[Dataset items]
========================

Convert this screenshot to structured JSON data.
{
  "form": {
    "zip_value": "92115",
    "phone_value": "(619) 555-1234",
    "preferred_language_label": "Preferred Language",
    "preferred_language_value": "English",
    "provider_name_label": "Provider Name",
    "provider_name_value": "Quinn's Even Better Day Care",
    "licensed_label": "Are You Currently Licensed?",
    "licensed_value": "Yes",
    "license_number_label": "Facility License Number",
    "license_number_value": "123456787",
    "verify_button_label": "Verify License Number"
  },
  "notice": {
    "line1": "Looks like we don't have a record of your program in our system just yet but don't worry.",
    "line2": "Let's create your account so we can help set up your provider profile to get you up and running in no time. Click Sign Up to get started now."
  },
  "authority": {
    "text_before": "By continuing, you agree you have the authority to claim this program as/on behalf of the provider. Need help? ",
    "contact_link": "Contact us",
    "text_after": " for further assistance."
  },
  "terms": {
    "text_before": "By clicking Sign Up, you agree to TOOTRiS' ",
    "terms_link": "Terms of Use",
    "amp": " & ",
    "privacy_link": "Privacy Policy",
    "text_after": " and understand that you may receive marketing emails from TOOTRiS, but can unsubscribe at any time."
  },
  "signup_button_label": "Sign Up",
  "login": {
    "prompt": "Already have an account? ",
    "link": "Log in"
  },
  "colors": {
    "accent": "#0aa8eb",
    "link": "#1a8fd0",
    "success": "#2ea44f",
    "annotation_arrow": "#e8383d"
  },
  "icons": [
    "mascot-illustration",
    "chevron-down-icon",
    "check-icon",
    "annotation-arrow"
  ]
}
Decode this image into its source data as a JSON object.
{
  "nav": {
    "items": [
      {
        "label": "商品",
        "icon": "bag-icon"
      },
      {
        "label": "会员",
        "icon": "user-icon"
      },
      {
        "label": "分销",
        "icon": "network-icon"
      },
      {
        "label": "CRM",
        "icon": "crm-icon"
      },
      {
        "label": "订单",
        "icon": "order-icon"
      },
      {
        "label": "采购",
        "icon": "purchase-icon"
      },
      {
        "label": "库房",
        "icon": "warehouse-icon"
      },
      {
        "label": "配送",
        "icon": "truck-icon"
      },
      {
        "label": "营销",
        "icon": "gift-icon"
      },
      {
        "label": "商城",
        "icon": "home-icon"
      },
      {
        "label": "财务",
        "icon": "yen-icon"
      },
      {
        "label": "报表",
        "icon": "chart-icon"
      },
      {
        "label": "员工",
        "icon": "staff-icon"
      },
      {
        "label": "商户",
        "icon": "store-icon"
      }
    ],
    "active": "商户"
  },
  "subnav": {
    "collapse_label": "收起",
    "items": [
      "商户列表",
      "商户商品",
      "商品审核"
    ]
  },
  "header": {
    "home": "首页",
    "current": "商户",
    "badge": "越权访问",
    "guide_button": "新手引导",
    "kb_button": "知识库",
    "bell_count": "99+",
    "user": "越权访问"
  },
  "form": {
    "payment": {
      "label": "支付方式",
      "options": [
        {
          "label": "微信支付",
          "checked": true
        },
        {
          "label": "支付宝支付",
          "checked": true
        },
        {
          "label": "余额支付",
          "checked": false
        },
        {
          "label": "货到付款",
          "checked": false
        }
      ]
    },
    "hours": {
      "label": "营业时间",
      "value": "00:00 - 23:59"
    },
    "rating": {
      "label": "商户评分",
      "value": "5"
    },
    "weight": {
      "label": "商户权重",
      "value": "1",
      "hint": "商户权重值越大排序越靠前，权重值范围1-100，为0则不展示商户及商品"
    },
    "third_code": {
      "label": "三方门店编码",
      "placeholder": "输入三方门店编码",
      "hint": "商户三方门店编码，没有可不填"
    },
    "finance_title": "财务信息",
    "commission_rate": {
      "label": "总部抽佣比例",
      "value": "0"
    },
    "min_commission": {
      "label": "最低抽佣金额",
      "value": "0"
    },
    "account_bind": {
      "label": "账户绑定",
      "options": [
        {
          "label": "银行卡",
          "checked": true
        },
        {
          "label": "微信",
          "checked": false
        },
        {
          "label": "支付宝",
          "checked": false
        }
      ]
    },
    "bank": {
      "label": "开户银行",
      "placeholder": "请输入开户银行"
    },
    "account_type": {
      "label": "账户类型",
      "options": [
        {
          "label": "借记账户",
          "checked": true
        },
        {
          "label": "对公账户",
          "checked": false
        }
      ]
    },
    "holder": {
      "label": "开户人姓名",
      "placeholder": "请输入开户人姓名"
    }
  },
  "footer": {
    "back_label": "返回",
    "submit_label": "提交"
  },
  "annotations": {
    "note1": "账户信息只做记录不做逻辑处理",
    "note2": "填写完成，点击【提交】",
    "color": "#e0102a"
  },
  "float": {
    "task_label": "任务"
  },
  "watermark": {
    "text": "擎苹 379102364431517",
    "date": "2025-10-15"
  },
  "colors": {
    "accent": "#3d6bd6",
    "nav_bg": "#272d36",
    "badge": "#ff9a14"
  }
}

========================

**Written instruction**. Give the material above again, word for word.

**Task result**.
Convert this screenshot to structured JSON data.
{
  "form": {
    "zip_value": "92115",
    "phone_value": "(619) 555-1234",
    "preferred_language_label": "Preferred Language",
    "preferred_language_value": "English",
    "provider_name_label": "Provider Name",
    "provider_name_value": "Quinn's Even Better Day Care",
    "licensed_label": "Are You Currently Licensed?",
    "licensed_value": "Yes",
    "license_number_label": "Facility License Number",
    "license_number_value": "123456787",
    "verify_button_label": "Verify License Number"
  },
  "notice": {
    "line1": "Looks like we don't have a record of your program in our system just yet but don't worry.",
    "line2": "Let's create your account so we can help set up your provider profile to get you up and running in no time. Click Sign Up to get started now."
  },
  "authority": {
    "text_before": "By continuing, you agree you have the authority to claim this program as/on behalf of the provider. Need help? ",
    "contact_link": "Contact us",
    "text_after": " for further assistance."
  },
  "terms": {
    "text_before": "By clicking Sign Up, you agree to TOOTRiS' ",
    "terms_link": "Terms of Use",
    "amp": " & ",
    "privacy_link": "Privacy Policy",
    "text_after": " and understand that you may receive marketing emails from TOOTRiS, but can unsubscribe at any time."
  },
  "signup_button_label": "Sign Up",
  "login": {
    "prompt": "Already have an account? ",
    "link": "Log in"
  },
  "colors": {
    "accent": "#0aa8eb",
    "link": "#1a8fd0",
    "success": "#2ea44f",
    "annotation_arrow": "#e8383d"
  },
  "icons": [
    "mascot-illustration",
    "chevron-down-icon",
    "check-icon",
    "annotation-arrow"
  ]
}
Decode this image into its source data as a JSON object.
{
  "nav": {
    "items": [
      {
        "label": "商品",
        "icon": "bag-icon"
      },
      {
        "label": "会员",
        "icon": "user-icon"
      },
      {
        "label": "分销",
        "icon": "network-icon"
      },
      {
        "label": "CRM",
        "icon": "crm-icon"
      },
      {
        "label": "订单",
        "icon": "order-icon"
      },
      {
        "label": "采购",
        "icon": "purchase-icon"
      },
      {
        "label": "库房",
        "icon": "warehouse-icon"
      },
      {
        "label": "配送",
        "icon": "truck-icon"
      },
      {
        "label": "营销",
        "icon": "gift-icon"
      },
      {
        "label": "商城",
        "icon": "home-icon"
      },
      {
        "label": "财务",
        "icon": "yen-icon"
      },
      {
        "label": "报表",
        "icon": "chart-icon"
      },
      {
        "label": "员工",
        "icon": "staff-icon"
      },
      {
        "label": "商户",
        "icon": "store-icon"
      }
    ],
    "active": "商户"
  },
  "subnav": {
    "collapse_label": "收起",
    "items": [
      "商户列表",
      "商户商品",
      "商品审核"
    ]
  },
  "header": {
    "home": "首页",
    "current": "商户",
    "badge": "越权访问",
    "guide_button": "新手引导",
    "kb_button": "知识库",
    "bell_count": "99+",
    "user": "越权访问"
  },
  "form": {
    "payment": {
      "label": "支付方式",
      "options": [
        {
          "label": "微信支付",
          "checked": true
        },
        {
          "label": "支付宝支付",
          "checked": true
        },
        {
          "label": "余额支付",
          "checked": false
        },
        {
          "label": "货到付款",
          "checked": false
        }
      ]
    },
    "hours": {
      "label": "营业时间",
      "value": "00:00 - 23:59"
    },
    "rating": {
      "label": "商户评分",
      "value": "5"
    },
    "weight": {
      "label": "商户权重",
      "value": "1",
      "hint": "商户权重值越大排序越靠前，权重值范围1-100，为0则不展示商户及商品"
    },
    "third_code": {
      "label": "三方门店编码",
      "placeholder": "输入三方门店编码",
      "hint": "商户三方门店编码，没有可不填"
    },
    "finance_title": "财务信息",
    "commission_rate": {
      "label": "总部抽佣比例",
      "value": "0"
    },
    "min_commission": {
      "label": "最低抽佣金额",
      "value": "0"
    },
    "account_bind": {
      "label": "账户绑定",
      "options": [
        {
          "label": "银行卡",
          "checked": true
        },
        {
          "label": "微信",
          "checked": false
        },
        {
          "label": "支付宝",
          "checked": false
        }
      ]
    },
    "bank": {
      "label": "开户银行",
      "placeholder": "请输入开户银行"
    },
    "account_type": {
      "label": "账户类型",
      "options": [
        {
          "label": "借记账户",
          "checked": true
        },
        {
          "label": "对公账户",
          "checked": false
        }
      ]
    },
    "holder": {
      "label": "开户人姓名",
      "placeholder": "请输入开户人姓名"
    }
  },
  "footer": {
    "back_label": "返回",
    "submit_label": "提交"
  },
  "annotations": {
    "note1": "账户信息只做记录不做逻辑处理",
    "note2": "填写完成，点击【提交】",
    "color": "#e0102a"
  },
  "float": {
    "task_label": "任务"
  },
  "watermark": {
    "text": "擎苹 379102364431517",
    "date": "2025-10-15"
  },
  "colors": {
    "accent": "#3d6bd6",
    "nav_bg": "#272d36",
    "badge": "#ff9a14"
  }
}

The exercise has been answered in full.